# DIRECTIVE:
Each line containing the word "ylabel" must be reported.

# DATA ENTRIES:
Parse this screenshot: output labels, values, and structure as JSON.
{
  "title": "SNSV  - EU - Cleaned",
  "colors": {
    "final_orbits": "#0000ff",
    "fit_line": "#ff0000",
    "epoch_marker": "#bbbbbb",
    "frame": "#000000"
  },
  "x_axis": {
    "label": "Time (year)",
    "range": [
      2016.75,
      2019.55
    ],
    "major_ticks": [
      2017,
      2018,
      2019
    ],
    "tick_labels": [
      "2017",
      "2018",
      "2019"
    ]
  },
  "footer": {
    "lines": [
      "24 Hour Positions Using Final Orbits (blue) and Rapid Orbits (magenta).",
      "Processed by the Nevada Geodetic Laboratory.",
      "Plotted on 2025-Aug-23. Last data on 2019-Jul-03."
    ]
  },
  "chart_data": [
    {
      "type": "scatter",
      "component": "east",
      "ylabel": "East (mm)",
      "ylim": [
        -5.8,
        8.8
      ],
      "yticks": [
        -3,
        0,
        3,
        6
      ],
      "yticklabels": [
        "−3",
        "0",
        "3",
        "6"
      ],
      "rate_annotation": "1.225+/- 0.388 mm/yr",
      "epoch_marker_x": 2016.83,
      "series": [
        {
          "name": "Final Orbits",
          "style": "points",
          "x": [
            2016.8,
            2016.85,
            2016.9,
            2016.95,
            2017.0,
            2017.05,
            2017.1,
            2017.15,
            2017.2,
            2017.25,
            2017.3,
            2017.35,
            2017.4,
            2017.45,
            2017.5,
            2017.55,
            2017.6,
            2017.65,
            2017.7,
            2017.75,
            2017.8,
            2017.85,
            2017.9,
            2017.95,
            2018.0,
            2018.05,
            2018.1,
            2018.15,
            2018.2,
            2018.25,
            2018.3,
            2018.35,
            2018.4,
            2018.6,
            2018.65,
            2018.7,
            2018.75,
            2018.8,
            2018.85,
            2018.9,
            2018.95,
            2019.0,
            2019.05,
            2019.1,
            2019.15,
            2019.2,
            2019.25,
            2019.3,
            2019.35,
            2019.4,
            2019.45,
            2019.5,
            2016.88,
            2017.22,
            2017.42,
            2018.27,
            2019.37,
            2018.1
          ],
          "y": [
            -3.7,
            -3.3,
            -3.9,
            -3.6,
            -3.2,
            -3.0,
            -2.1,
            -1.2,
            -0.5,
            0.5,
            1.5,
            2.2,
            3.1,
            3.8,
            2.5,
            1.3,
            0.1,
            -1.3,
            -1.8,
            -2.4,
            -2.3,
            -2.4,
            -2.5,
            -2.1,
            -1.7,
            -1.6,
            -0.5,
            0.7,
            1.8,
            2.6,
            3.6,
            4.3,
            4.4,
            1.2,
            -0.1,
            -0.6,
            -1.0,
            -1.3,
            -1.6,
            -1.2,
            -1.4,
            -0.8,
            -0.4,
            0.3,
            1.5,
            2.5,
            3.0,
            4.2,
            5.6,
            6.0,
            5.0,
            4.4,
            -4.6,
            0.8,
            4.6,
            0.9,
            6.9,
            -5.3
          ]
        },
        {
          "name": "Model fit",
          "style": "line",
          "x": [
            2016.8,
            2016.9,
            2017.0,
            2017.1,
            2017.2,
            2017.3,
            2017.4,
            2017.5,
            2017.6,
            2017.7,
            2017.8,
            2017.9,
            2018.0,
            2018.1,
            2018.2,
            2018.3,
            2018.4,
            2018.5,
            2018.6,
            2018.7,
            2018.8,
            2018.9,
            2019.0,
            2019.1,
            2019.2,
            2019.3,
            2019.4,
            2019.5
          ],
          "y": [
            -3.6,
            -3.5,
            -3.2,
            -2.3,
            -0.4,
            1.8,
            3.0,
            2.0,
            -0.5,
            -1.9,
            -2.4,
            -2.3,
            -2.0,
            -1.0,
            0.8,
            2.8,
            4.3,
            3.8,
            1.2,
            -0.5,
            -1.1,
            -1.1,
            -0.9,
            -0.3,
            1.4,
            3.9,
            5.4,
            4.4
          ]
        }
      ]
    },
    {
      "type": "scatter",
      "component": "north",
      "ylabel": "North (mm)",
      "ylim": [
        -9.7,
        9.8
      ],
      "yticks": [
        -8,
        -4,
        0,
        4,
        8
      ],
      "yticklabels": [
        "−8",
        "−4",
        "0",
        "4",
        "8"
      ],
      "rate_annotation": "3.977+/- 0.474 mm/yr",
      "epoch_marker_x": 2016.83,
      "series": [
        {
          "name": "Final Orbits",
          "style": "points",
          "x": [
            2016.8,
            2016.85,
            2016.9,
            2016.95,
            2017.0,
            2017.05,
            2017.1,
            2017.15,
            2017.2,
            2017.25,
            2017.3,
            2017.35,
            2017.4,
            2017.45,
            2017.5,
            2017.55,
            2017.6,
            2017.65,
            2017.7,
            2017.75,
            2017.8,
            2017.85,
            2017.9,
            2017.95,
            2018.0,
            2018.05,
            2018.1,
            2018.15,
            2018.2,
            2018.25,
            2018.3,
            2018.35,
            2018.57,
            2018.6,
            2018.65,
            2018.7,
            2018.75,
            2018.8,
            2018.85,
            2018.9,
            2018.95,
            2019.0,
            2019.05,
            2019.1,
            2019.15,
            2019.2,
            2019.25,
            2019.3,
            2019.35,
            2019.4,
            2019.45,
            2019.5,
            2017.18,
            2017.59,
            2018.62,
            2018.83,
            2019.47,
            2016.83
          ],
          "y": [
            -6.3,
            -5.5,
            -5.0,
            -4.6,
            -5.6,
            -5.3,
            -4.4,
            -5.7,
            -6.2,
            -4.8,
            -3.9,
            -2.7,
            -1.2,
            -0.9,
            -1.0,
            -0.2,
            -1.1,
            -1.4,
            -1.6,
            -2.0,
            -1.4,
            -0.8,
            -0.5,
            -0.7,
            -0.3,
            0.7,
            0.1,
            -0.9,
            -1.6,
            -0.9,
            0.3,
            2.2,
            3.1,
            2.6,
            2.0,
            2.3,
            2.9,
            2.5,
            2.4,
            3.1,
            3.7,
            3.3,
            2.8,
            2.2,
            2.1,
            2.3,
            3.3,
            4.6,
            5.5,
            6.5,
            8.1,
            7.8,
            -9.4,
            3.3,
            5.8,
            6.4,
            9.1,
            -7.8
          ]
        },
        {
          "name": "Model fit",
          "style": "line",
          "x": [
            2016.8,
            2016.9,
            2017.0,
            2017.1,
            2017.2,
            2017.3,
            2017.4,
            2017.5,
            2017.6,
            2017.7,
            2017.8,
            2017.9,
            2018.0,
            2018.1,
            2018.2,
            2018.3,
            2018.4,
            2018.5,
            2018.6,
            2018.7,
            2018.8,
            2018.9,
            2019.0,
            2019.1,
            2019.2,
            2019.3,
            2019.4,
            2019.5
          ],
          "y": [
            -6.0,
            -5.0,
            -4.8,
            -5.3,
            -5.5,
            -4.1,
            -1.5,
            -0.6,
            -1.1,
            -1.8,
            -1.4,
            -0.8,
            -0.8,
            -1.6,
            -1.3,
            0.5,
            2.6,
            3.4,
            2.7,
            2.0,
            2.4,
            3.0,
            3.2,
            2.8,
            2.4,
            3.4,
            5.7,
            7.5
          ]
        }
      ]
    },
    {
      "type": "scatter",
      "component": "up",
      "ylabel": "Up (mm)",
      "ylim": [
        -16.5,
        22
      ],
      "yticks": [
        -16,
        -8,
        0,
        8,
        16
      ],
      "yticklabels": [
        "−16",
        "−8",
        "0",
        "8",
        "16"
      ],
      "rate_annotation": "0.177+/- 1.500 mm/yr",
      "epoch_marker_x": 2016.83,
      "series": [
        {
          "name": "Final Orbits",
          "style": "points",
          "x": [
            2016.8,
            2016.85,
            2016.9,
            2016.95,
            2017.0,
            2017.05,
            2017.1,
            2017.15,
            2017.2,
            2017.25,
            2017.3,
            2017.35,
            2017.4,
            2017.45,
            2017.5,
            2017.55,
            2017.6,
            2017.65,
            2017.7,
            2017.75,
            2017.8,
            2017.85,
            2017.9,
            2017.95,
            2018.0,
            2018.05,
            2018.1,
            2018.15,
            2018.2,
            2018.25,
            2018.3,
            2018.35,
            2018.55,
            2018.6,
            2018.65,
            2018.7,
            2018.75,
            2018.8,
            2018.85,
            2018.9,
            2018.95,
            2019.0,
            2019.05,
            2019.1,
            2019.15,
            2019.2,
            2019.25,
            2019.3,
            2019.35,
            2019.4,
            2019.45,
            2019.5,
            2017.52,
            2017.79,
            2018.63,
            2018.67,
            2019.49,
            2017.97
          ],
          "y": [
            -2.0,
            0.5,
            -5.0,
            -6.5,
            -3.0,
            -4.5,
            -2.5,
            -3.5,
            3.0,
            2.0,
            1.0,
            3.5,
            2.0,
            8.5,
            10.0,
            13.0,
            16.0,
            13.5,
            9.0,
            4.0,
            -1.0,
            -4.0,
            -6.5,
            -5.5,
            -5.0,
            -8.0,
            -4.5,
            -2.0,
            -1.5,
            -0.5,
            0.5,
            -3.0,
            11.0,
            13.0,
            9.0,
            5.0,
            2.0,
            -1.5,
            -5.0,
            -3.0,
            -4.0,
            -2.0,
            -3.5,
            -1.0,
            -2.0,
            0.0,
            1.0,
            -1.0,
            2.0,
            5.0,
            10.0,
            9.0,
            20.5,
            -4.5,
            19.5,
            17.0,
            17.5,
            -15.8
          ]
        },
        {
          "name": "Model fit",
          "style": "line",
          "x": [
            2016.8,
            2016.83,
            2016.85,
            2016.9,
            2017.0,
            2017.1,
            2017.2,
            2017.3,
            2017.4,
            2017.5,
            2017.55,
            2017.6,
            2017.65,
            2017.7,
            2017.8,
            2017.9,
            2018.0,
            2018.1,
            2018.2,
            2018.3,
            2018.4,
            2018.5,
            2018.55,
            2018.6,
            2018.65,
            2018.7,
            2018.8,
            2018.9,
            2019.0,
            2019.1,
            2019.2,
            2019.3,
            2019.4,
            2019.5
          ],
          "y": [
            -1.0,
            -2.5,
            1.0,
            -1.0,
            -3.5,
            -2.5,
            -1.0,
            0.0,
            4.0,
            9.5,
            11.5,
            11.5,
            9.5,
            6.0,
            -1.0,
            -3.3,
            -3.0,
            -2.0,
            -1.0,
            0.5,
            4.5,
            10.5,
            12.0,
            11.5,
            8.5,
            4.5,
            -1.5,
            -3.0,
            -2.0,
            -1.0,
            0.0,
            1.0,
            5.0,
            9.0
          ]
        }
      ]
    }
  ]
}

# RESULT:
      "ylabel": "East (mm)",
      "ylabel": "North (mm)",
      "ylabel": "Up (mm)",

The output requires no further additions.